THE REQUEST:
Copy each of the entries below character for character, with every name and number unchanged.

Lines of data
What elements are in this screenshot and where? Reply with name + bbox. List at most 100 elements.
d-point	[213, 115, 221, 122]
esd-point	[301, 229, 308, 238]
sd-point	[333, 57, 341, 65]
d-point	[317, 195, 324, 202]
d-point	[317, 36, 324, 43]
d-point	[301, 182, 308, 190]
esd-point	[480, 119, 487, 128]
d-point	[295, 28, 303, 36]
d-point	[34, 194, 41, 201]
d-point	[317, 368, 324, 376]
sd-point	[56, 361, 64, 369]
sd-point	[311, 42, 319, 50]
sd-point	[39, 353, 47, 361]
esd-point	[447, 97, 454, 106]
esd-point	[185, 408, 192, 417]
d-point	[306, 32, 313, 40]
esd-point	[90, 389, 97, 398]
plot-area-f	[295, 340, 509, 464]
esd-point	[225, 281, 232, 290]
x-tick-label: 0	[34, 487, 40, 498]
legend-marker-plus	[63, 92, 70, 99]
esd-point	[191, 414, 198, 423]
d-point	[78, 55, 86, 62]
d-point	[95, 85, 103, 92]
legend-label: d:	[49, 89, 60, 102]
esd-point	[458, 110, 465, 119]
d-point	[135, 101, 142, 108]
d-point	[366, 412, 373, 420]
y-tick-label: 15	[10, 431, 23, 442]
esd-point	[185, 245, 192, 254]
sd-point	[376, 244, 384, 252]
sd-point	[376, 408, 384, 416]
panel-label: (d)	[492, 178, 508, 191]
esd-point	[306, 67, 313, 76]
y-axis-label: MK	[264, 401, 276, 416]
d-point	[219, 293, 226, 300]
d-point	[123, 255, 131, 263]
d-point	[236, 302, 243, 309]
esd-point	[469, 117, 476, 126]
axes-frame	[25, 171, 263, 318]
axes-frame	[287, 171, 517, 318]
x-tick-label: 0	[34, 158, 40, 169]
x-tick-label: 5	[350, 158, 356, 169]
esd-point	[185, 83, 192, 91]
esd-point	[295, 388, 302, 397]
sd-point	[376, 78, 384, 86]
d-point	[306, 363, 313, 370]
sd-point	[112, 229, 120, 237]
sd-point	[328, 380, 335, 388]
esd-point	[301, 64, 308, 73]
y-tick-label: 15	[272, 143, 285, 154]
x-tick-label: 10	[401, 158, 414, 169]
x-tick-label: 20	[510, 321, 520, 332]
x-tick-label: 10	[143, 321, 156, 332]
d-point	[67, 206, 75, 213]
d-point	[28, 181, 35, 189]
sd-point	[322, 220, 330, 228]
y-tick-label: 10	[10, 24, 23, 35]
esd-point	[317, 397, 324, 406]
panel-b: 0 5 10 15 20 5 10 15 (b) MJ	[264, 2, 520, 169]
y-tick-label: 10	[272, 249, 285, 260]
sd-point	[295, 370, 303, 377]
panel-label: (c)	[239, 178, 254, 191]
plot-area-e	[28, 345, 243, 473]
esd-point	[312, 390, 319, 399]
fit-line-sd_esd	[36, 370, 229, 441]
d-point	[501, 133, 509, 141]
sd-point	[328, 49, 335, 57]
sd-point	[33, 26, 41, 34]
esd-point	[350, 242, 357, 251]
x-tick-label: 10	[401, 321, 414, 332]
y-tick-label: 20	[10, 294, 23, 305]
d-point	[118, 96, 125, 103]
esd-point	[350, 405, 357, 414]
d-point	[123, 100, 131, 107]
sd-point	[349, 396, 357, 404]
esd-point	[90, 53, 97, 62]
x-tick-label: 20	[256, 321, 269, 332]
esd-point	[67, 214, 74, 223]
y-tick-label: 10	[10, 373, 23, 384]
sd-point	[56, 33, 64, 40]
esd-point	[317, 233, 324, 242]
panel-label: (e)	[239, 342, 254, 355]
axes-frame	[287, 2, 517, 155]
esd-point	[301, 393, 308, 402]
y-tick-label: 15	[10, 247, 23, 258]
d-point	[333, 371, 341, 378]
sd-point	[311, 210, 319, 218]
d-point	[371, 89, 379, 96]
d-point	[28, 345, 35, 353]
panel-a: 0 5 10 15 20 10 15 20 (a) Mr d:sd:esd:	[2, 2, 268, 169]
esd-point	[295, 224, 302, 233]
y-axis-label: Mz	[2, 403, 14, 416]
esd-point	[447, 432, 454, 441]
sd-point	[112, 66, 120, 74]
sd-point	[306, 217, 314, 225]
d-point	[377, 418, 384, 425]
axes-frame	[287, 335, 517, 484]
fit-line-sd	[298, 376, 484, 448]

RESULT:
What elements are in this screenshot and where? Reply with name + bbox. List at most 100 elements.
d-point	[213, 115, 221, 122]
esd-point	[301, 229, 308, 238]
sd-point	[333, 57, 341, 65]
d-point	[317, 195, 324, 202]
d-point	[317, 36, 324, 43]
d-point	[301, 182, 308, 190]
esd-point	[480, 119, 487, 128]
d-point	[295, 28, 303, 36]
d-point	[34, 194, 41, 201]
d-point	[317, 368, 324, 376]
sd-point	[56, 361, 64, 369]
sd-point	[311, 42, 319, 50]
sd-point	[39, 353, 47, 361]
esd-point	[447, 97, 454, 106]
esd-point	[185, 408, 192, 417]
d-point	[306, 32, 313, 40]
esd-point	[90, 389, 97, 398]
plot-area-f	[295, 340, 509, 464]
esd-point	[225, 281, 232, 290]
x-tick-label: 0	[34, 487, 40, 498]
legend-marker-plus	[63, 92, 70, 99]
esd-point	[191, 414, 198, 423]
d-point	[78, 55, 86, 62]
d-point	[95, 85, 103, 92]
legend-label: d:	[49, 89, 60, 102]
esd-point	[458, 110, 465, 119]
d-point	[135, 101, 142, 108]
d-point	[366, 412, 373, 420]
y-tick-label: 15	[10, 431, 23, 442]
esd-point	[185, 245, 192, 254]
sd-point	[376, 244, 384, 252]
sd-point	[376, 408, 384, 416]
panel-label: (d)	[492, 178, 508, 191]
esd-point	[306, 67, 313, 76]
y-axis-label: MK	[264, 401, 276, 416]
d-point	[219, 293, 226, 300]
d-point	[123, 255, 131, 263]
d-point	[236, 302, 243, 309]
esd-point	[469, 117, 476, 126]
axes-frame	[25, 171, 263, 318]
axes-frame	[287, 171, 517, 318]
x-tick-label: 0	[34, 158, 40, 169]
x-tick-label: 5	[350, 158, 356, 169]
esd-point	[185, 83, 192, 91]
esd-point	[295, 388, 302, 397]
sd-point	[376, 78, 384, 86]
d-point	[306, 363, 313, 370]
sd-point	[112, 229, 120, 237]
sd-point	[328, 380, 335, 388]
esd-point	[301, 64, 308, 73]
y-tick-label: 15	[272, 143, 285, 154]
x-tick-label: 10	[401, 158, 414, 169]
x-tick-label: 20	[510, 321, 520, 332]
x-tick-label: 10	[143, 321, 156, 332]
d-point	[67, 206, 75, 213]
d-point	[28, 181, 35, 189]
sd-point	[322, 220, 330, 228]
y-tick-label: 10	[10, 24, 23, 35]
esd-point	[317, 397, 324, 406]
panel-b: 0 5 10 15 20 5 10 15 (b) MJ	[264, 2, 520, 169]
y-tick-label: 10	[272, 249, 285, 260]
sd-point	[295, 370, 303, 377]
panel-label: (c)	[239, 178, 254, 191]
plot-area-e	[28, 345, 243, 473]
esd-point	[312, 390, 319, 399]
fit-line-sd_esd	[36, 370, 229, 441]
d-point	[501, 133, 509, 141]
sd-point	[328, 49, 335, 57]
sd-point	[33, 26, 41, 34]
esd-point	[350, 242, 357, 251]
x-tick-label: 10	[401, 321, 414, 332]
y-tick-label: 20	[10, 294, 23, 305]
d-point	[118, 96, 125, 103]
esd-point	[350, 405, 357, 414]
d-point	[123, 100, 131, 107]
sd-point	[349, 396, 357, 404]
esd-point	[90, 53, 97, 62]
x-tick-label: 20	[256, 321, 269, 332]
esd-point	[67, 214, 74, 223]
y-tick-label: 10	[10, 373, 23, 384]
sd-point	[56, 33, 64, 40]
esd-point	[317, 233, 324, 242]
panel-label: (e)	[239, 342, 254, 355]
axes-frame	[287, 2, 517, 155]
esd-point	[301, 393, 308, 402]
y-tick-label: 15	[10, 247, 23, 258]
d-point	[333, 371, 341, 378]
sd-point	[311, 210, 319, 218]
d-point	[371, 89, 379, 96]
d-point	[28, 345, 35, 353]
panel-a: 0 5 10 15 20 10 15 20 (a) Mr d:sd:esd:	[2, 2, 268, 169]
esd-point	[295, 224, 302, 233]
y-axis-label: Mz	[2, 403, 14, 416]
esd-point	[447, 432, 454, 441]
sd-point	[112, 66, 120, 74]
sd-point	[306, 217, 314, 225]
d-point	[377, 418, 384, 425]
axes-frame	[287, 335, 517, 484]
fit-line-sd	[298, 376, 484, 448]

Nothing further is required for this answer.